• [INPUT FOR THIS TASK]
================

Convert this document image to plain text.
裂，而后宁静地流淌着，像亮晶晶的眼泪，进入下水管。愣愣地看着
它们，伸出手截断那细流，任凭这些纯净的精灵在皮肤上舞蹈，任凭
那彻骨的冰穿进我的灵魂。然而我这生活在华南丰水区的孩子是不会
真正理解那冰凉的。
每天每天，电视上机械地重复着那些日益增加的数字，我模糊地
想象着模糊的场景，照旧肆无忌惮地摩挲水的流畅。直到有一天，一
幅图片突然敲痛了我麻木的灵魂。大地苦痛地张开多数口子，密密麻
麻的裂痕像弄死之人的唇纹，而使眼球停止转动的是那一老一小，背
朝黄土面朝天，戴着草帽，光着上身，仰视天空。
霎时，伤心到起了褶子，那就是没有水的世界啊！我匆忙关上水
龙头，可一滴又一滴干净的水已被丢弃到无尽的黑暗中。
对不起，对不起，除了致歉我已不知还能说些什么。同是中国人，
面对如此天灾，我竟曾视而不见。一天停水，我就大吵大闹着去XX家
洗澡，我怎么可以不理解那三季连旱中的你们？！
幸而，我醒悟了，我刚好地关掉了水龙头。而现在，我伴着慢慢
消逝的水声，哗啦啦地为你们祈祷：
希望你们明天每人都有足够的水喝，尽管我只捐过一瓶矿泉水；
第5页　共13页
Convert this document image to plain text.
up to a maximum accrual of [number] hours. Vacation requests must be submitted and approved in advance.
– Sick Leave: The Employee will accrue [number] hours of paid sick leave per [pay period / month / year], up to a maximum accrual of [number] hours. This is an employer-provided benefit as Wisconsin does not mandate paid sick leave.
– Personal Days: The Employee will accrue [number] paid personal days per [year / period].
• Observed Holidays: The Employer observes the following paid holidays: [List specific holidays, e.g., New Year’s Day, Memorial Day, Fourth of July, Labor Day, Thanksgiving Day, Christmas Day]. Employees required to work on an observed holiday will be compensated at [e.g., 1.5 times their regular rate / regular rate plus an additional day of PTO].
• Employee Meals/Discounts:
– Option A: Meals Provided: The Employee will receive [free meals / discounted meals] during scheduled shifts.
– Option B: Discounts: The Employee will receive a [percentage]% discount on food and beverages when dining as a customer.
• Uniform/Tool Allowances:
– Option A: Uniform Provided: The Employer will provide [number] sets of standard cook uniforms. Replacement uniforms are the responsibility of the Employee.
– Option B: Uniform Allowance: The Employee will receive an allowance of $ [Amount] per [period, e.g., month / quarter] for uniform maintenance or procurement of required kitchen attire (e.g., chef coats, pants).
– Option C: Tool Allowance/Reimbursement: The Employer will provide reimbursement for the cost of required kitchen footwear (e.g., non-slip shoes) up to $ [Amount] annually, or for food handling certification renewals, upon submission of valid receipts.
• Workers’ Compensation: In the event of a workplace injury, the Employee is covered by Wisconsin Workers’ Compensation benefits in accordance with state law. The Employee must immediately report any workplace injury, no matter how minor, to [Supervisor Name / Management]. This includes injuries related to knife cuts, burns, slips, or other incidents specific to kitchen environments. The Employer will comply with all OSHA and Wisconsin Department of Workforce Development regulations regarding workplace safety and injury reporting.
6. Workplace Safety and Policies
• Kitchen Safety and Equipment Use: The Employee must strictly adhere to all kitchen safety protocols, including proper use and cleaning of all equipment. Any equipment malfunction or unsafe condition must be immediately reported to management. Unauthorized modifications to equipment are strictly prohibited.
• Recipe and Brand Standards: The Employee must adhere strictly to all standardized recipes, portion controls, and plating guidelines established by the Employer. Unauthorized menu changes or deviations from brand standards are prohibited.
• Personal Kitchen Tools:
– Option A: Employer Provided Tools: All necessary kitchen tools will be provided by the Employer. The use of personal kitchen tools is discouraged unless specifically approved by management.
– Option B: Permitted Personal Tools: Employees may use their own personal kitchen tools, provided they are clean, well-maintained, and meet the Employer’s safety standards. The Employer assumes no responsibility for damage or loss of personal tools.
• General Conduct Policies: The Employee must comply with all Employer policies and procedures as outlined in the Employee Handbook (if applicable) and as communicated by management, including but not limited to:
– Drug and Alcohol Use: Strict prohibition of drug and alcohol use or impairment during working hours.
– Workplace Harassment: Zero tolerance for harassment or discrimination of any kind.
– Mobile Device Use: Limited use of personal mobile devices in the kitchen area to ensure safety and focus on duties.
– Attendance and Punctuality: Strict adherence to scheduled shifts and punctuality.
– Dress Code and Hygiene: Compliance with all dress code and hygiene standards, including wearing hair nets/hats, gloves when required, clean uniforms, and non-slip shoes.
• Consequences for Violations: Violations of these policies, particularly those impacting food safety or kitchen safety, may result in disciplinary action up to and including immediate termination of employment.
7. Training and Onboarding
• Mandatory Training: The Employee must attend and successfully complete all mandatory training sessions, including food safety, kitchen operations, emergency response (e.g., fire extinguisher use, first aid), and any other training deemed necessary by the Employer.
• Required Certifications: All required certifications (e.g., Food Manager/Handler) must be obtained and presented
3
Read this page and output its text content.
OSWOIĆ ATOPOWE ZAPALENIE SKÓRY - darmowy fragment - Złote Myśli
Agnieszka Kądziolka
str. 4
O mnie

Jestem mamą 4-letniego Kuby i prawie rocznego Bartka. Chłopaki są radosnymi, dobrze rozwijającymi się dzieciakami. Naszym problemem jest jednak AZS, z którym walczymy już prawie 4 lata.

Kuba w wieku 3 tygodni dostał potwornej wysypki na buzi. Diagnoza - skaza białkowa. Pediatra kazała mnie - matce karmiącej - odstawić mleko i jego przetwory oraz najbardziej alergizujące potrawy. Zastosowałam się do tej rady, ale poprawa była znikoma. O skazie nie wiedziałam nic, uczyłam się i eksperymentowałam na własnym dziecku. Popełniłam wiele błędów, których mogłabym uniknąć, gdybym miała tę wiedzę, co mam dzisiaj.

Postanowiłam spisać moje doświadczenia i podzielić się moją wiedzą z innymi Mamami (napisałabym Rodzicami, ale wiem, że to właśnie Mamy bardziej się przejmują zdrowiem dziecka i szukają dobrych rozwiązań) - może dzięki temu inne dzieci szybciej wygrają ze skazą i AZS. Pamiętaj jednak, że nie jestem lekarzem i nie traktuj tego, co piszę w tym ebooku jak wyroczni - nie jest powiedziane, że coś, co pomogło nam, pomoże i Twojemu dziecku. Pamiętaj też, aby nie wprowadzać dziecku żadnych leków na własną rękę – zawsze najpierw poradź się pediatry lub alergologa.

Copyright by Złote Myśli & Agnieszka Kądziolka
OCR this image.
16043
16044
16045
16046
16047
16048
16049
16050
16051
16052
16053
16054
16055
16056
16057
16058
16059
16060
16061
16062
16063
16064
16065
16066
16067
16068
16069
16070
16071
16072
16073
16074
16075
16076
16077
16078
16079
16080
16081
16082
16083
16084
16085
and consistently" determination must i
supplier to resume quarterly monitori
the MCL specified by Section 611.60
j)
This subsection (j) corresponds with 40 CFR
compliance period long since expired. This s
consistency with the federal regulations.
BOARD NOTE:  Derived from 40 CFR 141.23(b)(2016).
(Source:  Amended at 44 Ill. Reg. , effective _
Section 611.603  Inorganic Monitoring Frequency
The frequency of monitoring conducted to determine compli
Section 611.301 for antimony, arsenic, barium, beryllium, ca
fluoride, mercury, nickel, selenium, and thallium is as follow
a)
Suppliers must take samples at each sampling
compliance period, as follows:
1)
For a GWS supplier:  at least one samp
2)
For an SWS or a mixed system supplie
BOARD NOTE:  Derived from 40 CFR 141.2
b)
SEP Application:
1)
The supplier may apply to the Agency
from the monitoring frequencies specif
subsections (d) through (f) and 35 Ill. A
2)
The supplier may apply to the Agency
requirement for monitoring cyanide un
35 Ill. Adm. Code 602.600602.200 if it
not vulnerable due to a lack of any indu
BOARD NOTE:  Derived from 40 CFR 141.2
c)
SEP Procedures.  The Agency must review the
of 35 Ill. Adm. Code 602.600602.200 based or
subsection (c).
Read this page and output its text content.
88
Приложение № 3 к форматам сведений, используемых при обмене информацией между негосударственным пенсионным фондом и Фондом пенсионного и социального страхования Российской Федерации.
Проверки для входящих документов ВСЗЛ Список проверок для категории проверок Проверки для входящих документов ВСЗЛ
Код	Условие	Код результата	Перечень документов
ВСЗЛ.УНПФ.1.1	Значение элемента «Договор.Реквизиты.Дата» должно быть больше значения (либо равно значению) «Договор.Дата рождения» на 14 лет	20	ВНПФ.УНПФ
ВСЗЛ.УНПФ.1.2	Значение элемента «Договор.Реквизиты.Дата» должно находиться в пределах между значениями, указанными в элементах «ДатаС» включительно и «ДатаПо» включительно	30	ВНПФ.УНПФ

================

• [WHAT IS REQUIRED]
Only lines with the string "Meals" belong in your answer; copy each one.

• [OUTPUT FOR THIS EXERCISE]
• Employee Meals/Discounts:
– Option A: Meals Provided: The Employee will receive [free meals / discounted meals] during scheduled shifts.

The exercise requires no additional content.